▶ [DO THIS]: Quote the listing in full, exactly as given, minus any pictures.

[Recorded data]
********************

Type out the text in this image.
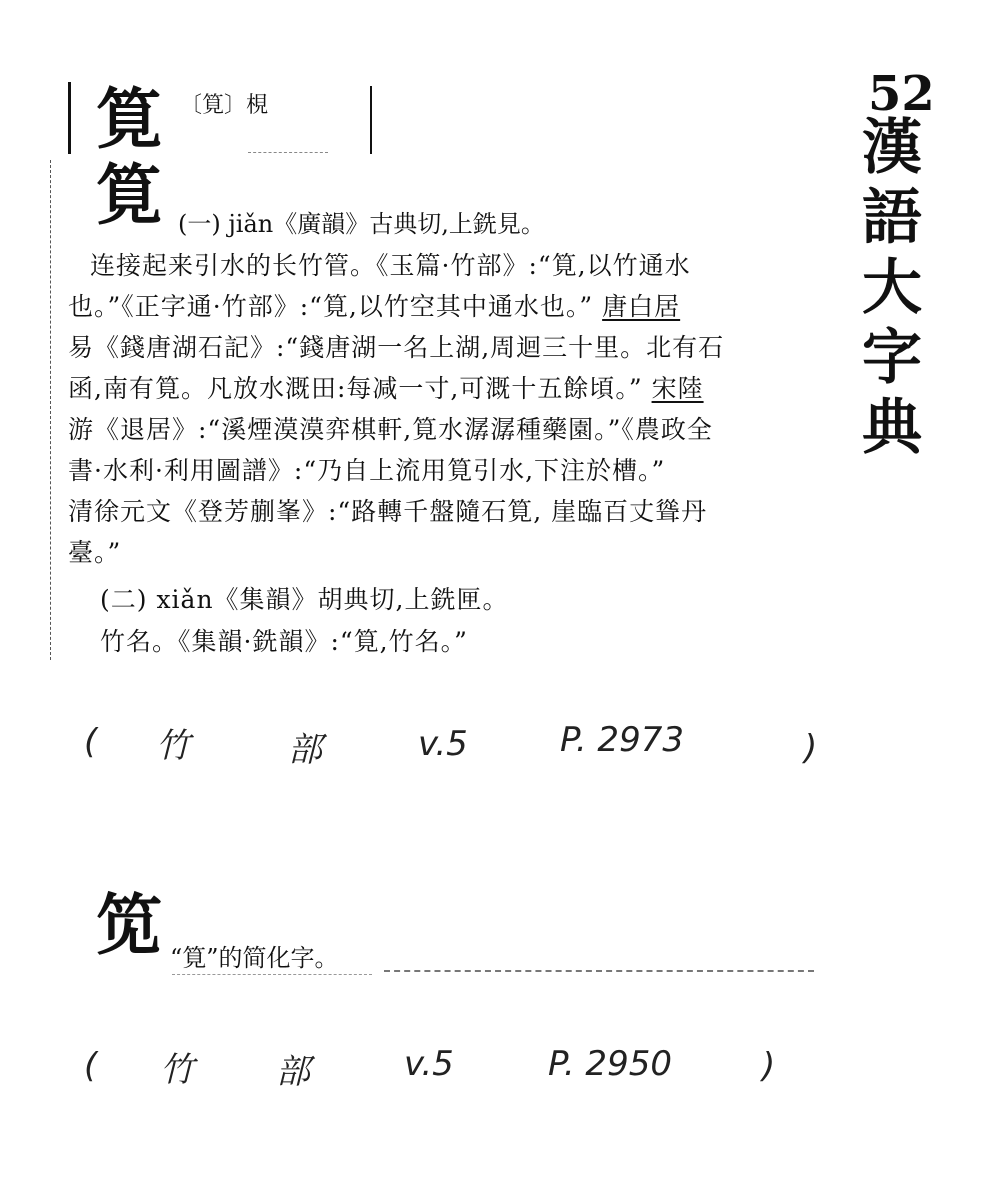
筧 〔筧〕梘
筧 (一) jiǎn《廣韻》古典切,上銑見。
连接起来引水的长竹管。《玉篇·竹部》:“筧,以竹通水
也。”《正字通·竹部》:“筧,以竹空其中通水也。” 唐白居
易《錢唐湖石記》:“錢唐湖一名上湖,周迴三十里。北有石
函,南有筧。凡放水溉田:每减一寸,可溉十五餘頃。” 宋陸
游《退居》:“溪煙漠漠弈棋軒,筧水潺潺種藥園。”《農政全
書·水利·利用圖譜》:“乃自上流用筧引水,下注於槽。”
清徐元文《登芳蒯峯》:“路轉千盤隨石筧, 崖臨百丈聳丹
臺。”
(二) xiǎn《集韻》胡典切,上銑匣。
竹名。《集韻·銑韻》:“筧,竹名。”
52
漢
語
大
字
典
( 竹	部	v.5	P. 2973	)
笕 “筧”的简化字。
( 竹 部	v.5	P. 2950	)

********************

▶ [PROBLEM SOLUTION]:
Type out the text in this image.
筧 〔筧〕梘
筧 (一) jiǎn《廣韻》古典切,上銑見。
连接起来引水的长竹管。《玉篇·竹部》:“筧,以竹通水
也。”《正字通·竹部》:“筧,以竹空其中通水也。” 唐白居
易《錢唐湖石記》:“錢唐湖一名上湖,周迴三十里。北有石
函,南有筧。凡放水溉田:每减一寸,可溉十五餘頃。” 宋陸
游《退居》:“溪煙漠漠弈棋軒,筧水潺潺種藥園。”《農政全
書·水利·利用圖譜》:“乃自上流用筧引水,下注於槽。”
清徐元文《登芳蒯峯》:“路轉千盤隨石筧, 崖臨百丈聳丹
臺。”
(二) xiǎn《集韻》胡典切,上銑匣。
竹名。《集韻·銑韻》:“筧,竹名。”
52
漢
語
大
字
典
( 竹	部	v.5	P. 2973	)
笕 “筧”的简化字。
( 竹 部	v.5	P. 2950	)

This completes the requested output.